§ Required task
Return each line of the listing that contains the string "قطبة".

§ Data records
◆ ◆ ◆ ◆ ◆ ◆ ◆
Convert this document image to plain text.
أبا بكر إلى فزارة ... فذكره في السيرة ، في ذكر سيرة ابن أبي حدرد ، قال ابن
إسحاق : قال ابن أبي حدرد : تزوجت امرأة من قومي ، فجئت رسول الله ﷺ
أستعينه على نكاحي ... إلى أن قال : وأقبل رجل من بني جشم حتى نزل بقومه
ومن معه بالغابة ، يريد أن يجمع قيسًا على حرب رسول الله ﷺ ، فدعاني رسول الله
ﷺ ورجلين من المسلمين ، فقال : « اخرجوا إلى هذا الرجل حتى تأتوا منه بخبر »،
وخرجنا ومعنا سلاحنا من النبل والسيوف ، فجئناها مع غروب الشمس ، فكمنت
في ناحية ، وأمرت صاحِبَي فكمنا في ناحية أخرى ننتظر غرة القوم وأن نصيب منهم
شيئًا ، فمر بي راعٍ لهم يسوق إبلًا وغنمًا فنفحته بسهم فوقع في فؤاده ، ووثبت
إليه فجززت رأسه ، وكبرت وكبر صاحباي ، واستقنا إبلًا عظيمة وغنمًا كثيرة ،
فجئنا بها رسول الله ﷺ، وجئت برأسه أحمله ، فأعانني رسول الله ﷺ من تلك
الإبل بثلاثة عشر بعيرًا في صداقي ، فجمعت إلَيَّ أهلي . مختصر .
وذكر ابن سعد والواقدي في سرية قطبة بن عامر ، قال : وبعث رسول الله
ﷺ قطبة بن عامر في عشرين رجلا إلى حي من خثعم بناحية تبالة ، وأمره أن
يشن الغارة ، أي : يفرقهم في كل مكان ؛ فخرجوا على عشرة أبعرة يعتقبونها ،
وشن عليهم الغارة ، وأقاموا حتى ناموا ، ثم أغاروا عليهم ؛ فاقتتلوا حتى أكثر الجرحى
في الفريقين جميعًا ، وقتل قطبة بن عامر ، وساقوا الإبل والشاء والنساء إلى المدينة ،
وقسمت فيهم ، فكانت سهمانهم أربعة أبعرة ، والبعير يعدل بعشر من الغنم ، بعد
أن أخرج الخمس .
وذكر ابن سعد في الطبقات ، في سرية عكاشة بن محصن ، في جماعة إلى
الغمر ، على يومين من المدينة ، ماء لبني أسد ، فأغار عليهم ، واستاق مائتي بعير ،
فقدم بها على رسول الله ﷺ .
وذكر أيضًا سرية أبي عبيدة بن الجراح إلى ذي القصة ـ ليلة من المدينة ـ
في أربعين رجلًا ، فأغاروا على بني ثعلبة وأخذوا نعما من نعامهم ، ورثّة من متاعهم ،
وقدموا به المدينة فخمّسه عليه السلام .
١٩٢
◆ ◆ ◆ ◆ ◆ ◆ ◆
§ Response to this exercise
وذكر ابن سعد والواقدي في سرية قطبة بن عامر ، قال : وبعث رسول الله
ﷺ قطبة بن عامر في عشرين رجلا إلى حي من خثعم بناحية تبالة ، وأمره أن
في الفريقين جميعًا ، وقتل قطبة بن عامر ، وساقوا الإبل والشاء والنساء إلى المدينة ،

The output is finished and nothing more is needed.